[Extracted data entries]
□ □ □ □

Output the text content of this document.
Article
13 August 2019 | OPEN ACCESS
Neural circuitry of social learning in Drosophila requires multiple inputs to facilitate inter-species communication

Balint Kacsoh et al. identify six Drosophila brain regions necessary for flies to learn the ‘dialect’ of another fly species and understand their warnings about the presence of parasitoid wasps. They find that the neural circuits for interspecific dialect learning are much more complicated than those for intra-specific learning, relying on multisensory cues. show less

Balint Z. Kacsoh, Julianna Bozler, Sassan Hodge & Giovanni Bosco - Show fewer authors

□ □ □ □

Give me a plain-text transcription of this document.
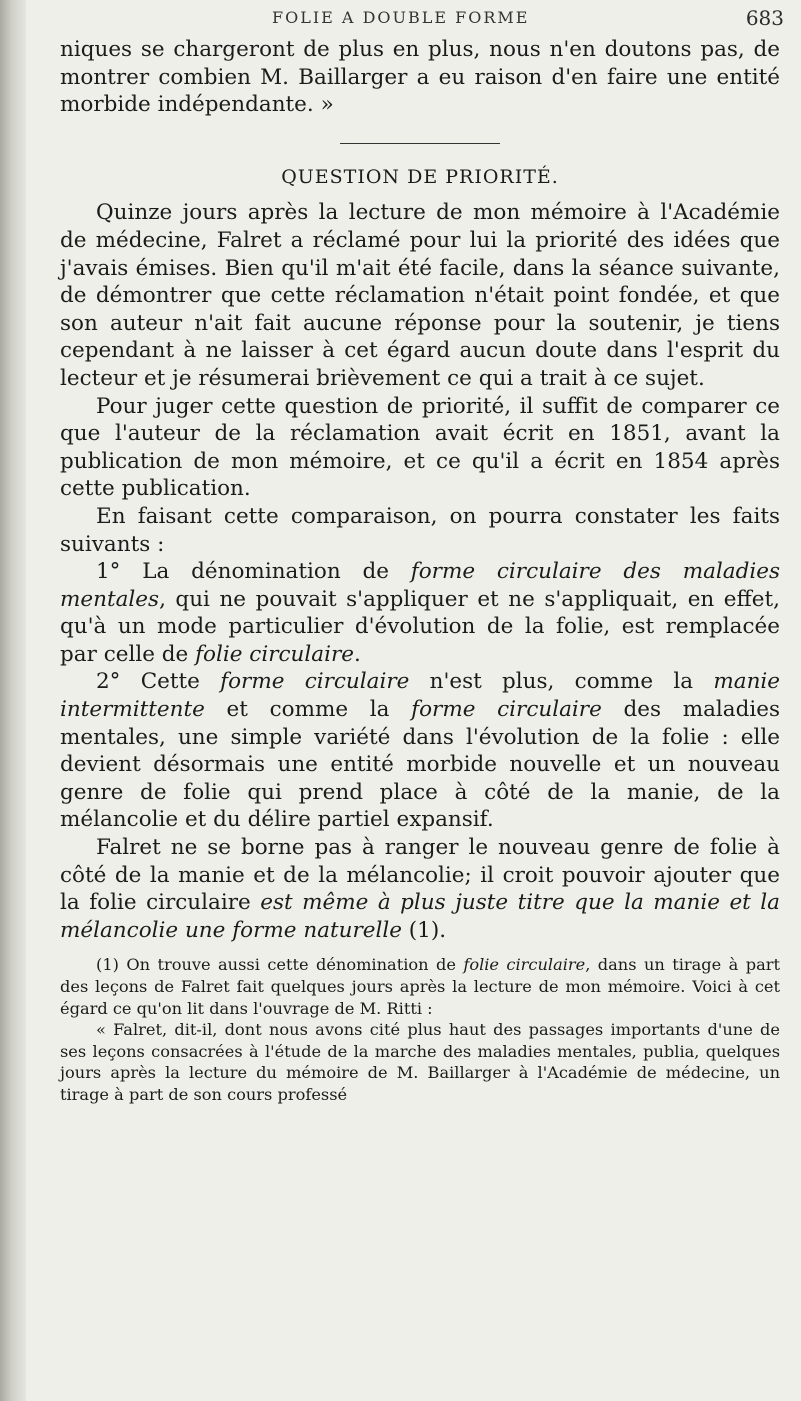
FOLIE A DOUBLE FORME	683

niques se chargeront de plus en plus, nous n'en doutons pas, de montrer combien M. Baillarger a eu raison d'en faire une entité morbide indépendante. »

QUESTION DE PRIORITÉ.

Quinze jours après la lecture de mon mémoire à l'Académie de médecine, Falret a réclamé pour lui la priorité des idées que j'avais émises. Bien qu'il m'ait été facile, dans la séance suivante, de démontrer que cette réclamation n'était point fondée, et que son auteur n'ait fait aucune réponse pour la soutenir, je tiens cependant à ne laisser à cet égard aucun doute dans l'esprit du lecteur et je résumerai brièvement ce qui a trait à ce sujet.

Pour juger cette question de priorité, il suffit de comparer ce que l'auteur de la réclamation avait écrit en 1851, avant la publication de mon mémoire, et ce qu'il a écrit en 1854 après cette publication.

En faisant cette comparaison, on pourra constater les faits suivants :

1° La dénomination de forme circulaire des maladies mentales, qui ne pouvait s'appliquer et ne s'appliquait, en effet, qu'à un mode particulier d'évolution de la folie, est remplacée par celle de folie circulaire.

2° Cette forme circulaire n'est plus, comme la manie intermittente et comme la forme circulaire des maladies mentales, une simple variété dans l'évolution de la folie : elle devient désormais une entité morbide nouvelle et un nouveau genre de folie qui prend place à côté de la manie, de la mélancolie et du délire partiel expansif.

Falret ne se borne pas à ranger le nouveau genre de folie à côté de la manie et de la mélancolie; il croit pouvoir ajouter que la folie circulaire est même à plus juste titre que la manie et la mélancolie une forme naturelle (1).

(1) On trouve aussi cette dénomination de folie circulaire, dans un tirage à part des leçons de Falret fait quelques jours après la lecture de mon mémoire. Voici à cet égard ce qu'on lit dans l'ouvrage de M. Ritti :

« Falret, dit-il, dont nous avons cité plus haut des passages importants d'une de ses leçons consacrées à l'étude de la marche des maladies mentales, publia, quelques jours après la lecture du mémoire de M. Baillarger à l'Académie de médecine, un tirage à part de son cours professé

□ □ □ □

== Task instructions ==
Copy each line of the entries that includes the word "Kacsoh".

== Solution to this exercise ==
Balint Kacsoh et al. identify six Drosophila brain regions necessary for flies to learn the ‘dialect’ of another fly species and understand their warnings about the presence of parasitoid wasps. They find that the neural circuits for interspecific dialect learning are much more complicated than those for intra-specific learning, relying on multisensory cues. show less
Balint Z. Kacsoh, Julianna Bozler, Sassan Hodge & Giovanni Bosco - Show fewer authors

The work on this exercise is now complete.